(Data records)
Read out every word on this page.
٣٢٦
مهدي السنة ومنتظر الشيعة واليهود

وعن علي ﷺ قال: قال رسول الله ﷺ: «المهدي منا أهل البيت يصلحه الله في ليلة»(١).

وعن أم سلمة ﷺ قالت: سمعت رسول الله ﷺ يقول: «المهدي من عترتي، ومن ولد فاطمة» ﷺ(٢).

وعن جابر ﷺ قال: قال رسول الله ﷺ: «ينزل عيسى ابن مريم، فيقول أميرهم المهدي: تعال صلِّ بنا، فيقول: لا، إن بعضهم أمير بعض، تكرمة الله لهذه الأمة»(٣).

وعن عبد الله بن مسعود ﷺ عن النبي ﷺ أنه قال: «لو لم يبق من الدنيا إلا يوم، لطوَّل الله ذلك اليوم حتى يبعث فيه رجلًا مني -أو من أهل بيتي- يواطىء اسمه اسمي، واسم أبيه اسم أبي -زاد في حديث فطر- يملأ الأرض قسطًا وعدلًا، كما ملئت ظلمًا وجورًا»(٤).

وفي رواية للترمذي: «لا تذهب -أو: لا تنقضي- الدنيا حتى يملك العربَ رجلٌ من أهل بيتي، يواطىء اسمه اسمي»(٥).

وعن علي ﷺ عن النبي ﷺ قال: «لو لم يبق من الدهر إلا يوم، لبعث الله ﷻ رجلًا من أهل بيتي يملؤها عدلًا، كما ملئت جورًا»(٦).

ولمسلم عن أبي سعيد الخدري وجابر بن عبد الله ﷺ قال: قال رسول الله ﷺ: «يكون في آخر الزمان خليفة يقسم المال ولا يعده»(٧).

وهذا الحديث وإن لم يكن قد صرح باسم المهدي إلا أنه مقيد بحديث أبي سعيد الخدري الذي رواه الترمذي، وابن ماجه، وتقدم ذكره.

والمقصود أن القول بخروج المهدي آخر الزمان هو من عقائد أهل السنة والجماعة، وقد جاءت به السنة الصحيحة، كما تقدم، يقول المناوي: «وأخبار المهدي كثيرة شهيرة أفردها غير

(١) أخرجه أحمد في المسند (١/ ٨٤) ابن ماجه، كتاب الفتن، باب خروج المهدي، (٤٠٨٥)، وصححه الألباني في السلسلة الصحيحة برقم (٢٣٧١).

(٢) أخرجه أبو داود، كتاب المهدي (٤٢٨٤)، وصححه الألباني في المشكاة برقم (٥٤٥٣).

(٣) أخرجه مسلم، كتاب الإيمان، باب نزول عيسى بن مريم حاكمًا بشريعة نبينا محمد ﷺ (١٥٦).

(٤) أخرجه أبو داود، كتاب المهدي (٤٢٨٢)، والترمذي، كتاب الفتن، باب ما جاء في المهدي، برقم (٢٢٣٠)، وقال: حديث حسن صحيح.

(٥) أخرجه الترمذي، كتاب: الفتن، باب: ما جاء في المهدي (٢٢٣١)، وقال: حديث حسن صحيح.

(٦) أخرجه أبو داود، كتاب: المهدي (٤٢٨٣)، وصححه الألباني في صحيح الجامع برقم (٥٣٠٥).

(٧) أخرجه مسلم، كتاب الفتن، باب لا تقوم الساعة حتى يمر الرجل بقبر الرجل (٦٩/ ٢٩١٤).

AIM
Select all lines with the word "عيسى" from the entries above.

REPLY TO THE TASK
وعن جابر ﷺ قال: قال رسول الله ﷺ: «ينزل عيسى ابن مريم، فيقول أميرهم المهدي: تعال صلِّ بنا، فيقول: لا، إن بعضهم أمير بعض، تكرمة الله لهذه الأمة»(٣).
(٣) أخرجه مسلم، كتاب الإيمان، باب نزول عيسى بن مريم حاكمًا بشريعة نبينا محمد ﷺ (١٥٦).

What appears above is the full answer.